→ **Stored data entries**:
______________________________

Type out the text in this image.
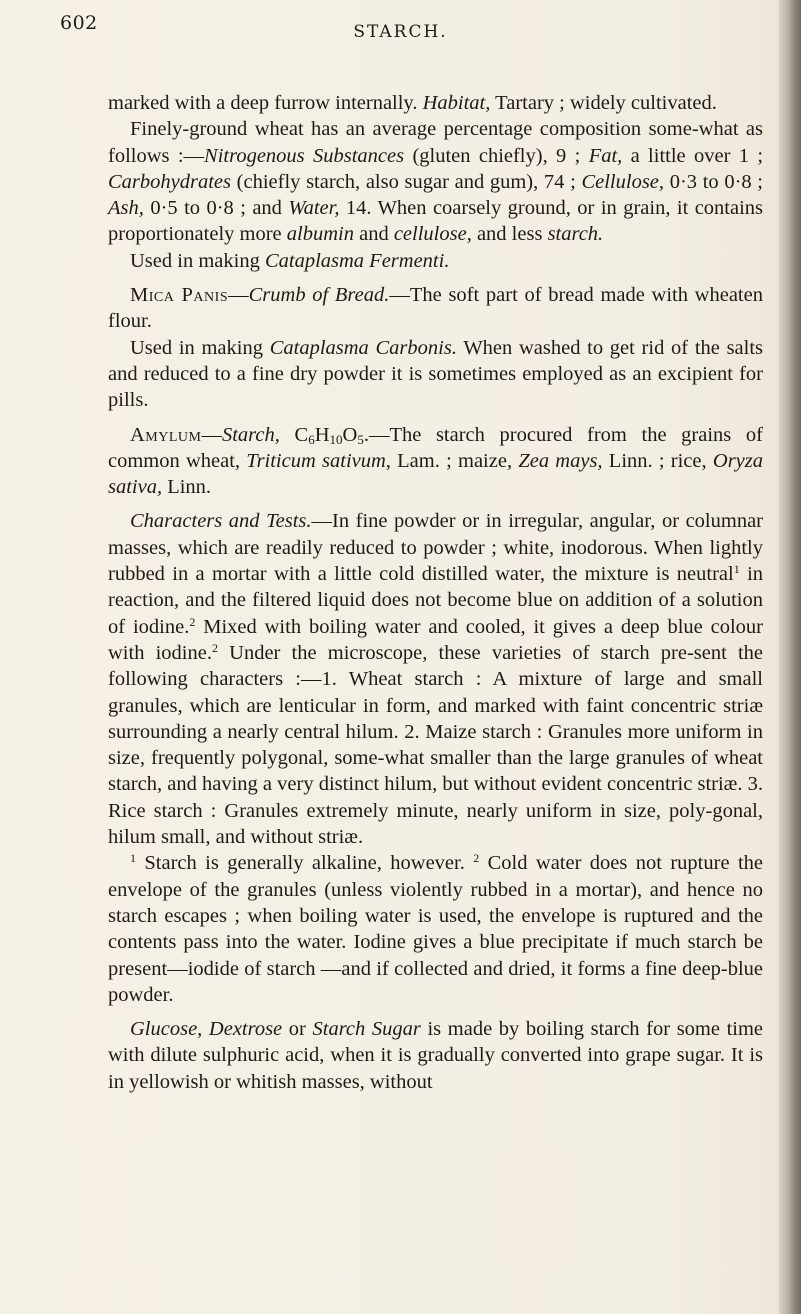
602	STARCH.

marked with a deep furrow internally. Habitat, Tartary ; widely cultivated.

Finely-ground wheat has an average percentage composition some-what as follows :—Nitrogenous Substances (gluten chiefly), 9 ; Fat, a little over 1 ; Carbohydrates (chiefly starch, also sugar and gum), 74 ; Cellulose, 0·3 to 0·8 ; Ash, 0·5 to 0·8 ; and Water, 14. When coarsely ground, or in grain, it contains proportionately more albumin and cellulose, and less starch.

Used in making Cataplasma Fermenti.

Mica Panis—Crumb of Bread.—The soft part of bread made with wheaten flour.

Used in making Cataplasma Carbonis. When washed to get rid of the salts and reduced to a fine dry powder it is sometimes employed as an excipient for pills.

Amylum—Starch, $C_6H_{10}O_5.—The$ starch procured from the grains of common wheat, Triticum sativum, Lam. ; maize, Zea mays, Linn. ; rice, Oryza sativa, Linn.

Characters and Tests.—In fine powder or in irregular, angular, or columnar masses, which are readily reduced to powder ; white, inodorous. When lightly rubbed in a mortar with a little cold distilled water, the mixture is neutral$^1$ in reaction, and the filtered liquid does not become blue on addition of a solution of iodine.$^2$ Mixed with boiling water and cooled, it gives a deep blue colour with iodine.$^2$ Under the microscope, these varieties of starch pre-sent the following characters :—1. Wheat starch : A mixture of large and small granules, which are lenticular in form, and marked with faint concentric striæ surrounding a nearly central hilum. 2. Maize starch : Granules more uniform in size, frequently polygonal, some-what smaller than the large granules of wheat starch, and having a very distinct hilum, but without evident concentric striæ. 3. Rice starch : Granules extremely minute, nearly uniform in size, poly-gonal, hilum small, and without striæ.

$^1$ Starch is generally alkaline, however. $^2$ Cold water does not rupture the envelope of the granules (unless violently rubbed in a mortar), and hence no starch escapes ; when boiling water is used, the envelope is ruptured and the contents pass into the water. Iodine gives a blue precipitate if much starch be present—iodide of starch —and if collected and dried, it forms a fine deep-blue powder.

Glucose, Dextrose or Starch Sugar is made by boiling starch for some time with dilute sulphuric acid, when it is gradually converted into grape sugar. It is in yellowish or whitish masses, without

______________________________

→ **Instruction**: Go through the listing above and list every line that has the word "little".

→ **Complete output**:
Finely-ground wheat has an average percentage composition some-what as follows :—Nitrogenous Substances (gluten chiefly), 9 ; Fat, a little over 1 ; Carbohydrates (chiefly starch, also sugar and gum), 74 ; Cellulose, 0·3 to 0·8 ; Ash, 0·5 to 0·8 ; and Water, 14. When coarsely ground, or in grain, it contains proportionately more albumin and cellulose, and less starch.
Characters and Tests.—In fine powder or in irregular, angular, or columnar masses, which are readily reduced to powder ; white, inodorous. When lightly rubbed in a mortar with a little cold distilled water, the mixture is neutral$^1$ in reaction, and the filtered liquid does not become blue on addition of a solution of iodine.$^2$ Mixed with boiling water and cooled, it gives a deep blue colour with iodine.$^2$ Under the microscope, these varieties of starch pre-sent the following characters :—1. Wheat starch : A mixture of large and small granules, which are lenticular in form, and marked with faint concentric striæ surrounding a nearly central hilum. 2. Maize starch : Granules more uniform in size, frequently polygonal, some-what smaller than the large granules of wheat starch, and having a very distinct hilum, but without evident concentric striæ. 3. Rice starch : Granules extremely minute, nearly uniform in size, poly-gonal, hilum small, and without striæ.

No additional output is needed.